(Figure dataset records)
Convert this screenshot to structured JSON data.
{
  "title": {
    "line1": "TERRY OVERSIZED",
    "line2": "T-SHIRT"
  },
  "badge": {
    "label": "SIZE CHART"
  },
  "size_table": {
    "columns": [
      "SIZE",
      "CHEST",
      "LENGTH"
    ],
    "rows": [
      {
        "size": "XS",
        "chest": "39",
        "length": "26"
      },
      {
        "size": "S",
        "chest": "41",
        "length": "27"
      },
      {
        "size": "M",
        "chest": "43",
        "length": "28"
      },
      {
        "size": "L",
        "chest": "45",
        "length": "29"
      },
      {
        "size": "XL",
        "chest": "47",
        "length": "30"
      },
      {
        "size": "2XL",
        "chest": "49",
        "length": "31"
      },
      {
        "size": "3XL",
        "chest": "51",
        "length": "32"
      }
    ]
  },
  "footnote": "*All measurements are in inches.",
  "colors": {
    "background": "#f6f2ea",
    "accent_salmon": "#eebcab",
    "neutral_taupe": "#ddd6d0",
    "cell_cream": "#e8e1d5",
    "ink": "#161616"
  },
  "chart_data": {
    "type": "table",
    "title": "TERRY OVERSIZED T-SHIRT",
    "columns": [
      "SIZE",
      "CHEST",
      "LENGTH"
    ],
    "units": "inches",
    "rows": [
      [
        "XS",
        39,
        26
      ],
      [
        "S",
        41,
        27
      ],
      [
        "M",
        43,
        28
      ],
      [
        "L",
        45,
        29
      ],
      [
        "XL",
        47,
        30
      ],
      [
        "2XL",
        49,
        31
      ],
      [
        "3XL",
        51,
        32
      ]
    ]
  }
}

*Set problem*. Would you reproduce all the entries exactly?

*Final answer*.
Convert this screenshot to structured JSON data.
{
  "title": {
    "line1": "TERRY OVERSIZED",
    "line2": "T-SHIRT"
  },
  "badge": {
    "label": "SIZE CHART"
  },
  "size_table": {
    "columns": [
      "SIZE",
      "CHEST",
      "LENGTH"
    ],
    "rows": [
      {
        "size": "XS",
        "chest": "39",
        "length": "26"
      },
      {
        "size": "S",
        "chest": "41",
        "length": "27"
      },
      {
        "size": "M",
        "chest": "43",
        "length": "28"
      },
      {
        "size": "L",
        "chest": "45",
        "length": "29"
      },
      {
        "size": "XL",
        "chest": "47",
        "length": "30"
      },
      {
        "size": "2XL",
        "chest": "49",
        "length": "31"
      },
      {
        "size": "3XL",
        "chest": "51",
        "length": "32"
      }
    ]
  },
  "footnote": "*All measurements are in inches.",
  "colors": {
    "background": "#f6f2ea",
    "accent_salmon": "#eebcab",
    "neutral_taupe": "#ddd6d0",
    "cell_cream": "#e8e1d5",
    "ink": "#161616"
  },
  "chart_data": {
    "type": "table",
    "title": "TERRY OVERSIZED T-SHIRT",
    "columns": [
      "SIZE",
      "CHEST",
      "LENGTH"
    ],
    "units": "inches",
    "rows": [
      [
        "XS",
        39,
        26
      ],
      [
        "S",
        41,
        27
      ],
      [
        "M",
        43,
        28
      ],
      [
        "L",
        45,
        29
      ],
      [
        "XL",
        47,
        30
      ],
      [
        "2XL",
        49,
        31
      ],
      [
        "3XL",
        51,
        32
      ]
    ]
  }
}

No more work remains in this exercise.